EXCERPTED TEXT:
==============================
Stephen A. Lawrence wrote:
Jones Beene wrote:
It is perhaps possible to provide a *stationary*
Fresnel array which has virtual tracking.
Imagine a fixed, stationary array of Fresnel lens and
underlying photocells, somewhat as in this image:
http://www.sinosolargroup.com/en/images/toushe33.JPG
... and, with such a panel sited on a south-facing
roof, exactly the same way as a normal fixed
solar-panel would be sited - except that this one is
requiring 500 time less area of actual photocells than
the normal array.
This site lists the advantage of 500:1 concentration:
http://www.emcore.com/solar_photovoltaics/terrestrial_concentrator_photovoltaic_arrays
Needless to say, since Nanosolar gives only perhaps a
5-to-1 cost advantage with their printed cell, and it
is a far less-efficient cell, the comparative
advantages of any kind of concentrator array, in cost,
would be *huge* - except- for the one issue.
That issue being the need, added complexity and
aesthetics (for home use) which 2-axis tracking
demands.
Here is how to overcome most of that added (tracking
cost) and other issues, while still keep the solar
array fixed and stationary.
==============================
WHAT IS EXPECTED:
According to the text on Fresnel solar arrays, what cost advantage does Nanosolar give with its printed cell?
==============================
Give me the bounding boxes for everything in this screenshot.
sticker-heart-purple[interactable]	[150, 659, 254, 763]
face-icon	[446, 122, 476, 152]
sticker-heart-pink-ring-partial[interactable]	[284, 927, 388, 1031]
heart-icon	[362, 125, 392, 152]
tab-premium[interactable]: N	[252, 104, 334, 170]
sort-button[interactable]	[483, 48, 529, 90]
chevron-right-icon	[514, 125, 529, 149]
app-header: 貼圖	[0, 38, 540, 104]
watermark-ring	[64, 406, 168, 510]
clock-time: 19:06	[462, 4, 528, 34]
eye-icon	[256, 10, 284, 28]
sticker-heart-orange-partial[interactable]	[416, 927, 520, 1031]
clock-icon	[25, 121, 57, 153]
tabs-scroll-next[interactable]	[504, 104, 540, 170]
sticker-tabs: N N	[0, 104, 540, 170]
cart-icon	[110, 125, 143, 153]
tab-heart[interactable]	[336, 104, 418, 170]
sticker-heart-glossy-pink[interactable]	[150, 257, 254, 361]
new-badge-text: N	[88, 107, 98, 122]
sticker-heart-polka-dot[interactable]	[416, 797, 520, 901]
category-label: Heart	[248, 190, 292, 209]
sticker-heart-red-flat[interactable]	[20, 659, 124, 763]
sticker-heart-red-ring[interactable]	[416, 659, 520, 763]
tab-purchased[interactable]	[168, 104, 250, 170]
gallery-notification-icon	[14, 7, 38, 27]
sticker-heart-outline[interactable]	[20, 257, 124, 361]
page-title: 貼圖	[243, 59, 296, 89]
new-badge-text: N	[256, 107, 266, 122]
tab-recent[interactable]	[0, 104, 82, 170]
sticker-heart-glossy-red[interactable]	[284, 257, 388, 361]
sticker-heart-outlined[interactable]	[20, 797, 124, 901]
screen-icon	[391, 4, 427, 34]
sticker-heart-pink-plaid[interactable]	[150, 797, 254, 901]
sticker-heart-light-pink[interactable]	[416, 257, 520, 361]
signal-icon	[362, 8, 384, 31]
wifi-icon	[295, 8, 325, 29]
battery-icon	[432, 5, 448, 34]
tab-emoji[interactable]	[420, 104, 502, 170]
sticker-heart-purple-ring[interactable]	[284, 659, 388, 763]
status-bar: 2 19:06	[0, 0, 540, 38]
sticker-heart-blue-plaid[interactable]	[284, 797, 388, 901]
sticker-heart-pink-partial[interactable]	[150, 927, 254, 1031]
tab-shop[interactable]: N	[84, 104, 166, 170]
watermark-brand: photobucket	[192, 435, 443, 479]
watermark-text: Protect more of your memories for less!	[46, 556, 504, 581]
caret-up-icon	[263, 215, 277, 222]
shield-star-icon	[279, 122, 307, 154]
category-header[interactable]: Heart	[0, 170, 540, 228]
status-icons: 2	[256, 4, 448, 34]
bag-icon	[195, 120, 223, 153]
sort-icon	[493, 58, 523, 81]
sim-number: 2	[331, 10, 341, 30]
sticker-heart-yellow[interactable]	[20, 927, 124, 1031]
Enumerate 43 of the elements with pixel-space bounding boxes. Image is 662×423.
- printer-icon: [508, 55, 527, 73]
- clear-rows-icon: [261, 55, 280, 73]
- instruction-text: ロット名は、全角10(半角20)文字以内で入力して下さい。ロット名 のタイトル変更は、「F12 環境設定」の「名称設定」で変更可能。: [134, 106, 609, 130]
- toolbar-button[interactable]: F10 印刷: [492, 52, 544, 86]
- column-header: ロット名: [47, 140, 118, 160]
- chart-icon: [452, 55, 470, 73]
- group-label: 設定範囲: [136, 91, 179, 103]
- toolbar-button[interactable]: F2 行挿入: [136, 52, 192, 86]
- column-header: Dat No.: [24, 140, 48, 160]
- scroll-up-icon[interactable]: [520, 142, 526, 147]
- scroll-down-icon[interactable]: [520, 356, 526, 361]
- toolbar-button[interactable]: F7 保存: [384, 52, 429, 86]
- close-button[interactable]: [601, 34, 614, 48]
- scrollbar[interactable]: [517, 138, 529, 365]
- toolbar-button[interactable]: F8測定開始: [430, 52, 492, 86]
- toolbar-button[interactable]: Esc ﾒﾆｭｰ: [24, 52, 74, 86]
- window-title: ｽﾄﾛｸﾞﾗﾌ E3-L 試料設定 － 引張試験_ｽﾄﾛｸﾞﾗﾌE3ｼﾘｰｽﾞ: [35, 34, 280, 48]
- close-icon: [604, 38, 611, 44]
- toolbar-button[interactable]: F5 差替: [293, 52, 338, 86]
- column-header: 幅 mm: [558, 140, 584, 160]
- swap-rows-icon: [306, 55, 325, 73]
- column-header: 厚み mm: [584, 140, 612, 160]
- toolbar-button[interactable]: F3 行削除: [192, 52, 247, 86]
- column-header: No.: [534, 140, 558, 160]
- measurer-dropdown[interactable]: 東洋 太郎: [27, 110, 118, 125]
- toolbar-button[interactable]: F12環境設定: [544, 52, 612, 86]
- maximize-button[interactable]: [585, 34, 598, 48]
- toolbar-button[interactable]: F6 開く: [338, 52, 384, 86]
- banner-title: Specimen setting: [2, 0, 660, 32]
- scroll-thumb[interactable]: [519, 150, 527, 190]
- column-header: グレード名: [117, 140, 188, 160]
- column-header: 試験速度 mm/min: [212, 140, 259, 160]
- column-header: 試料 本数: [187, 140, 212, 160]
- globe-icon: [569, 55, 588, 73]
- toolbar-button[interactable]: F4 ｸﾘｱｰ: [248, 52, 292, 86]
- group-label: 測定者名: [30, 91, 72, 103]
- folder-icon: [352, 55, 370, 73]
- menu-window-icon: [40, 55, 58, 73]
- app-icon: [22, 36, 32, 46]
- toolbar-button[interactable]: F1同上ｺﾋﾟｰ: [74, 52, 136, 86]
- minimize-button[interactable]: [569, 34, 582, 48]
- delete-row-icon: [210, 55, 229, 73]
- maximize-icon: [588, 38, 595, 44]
==============================
SOLUTION FOR THIS EXERCISE:
Perhaps a 5-to-1 cost advantage.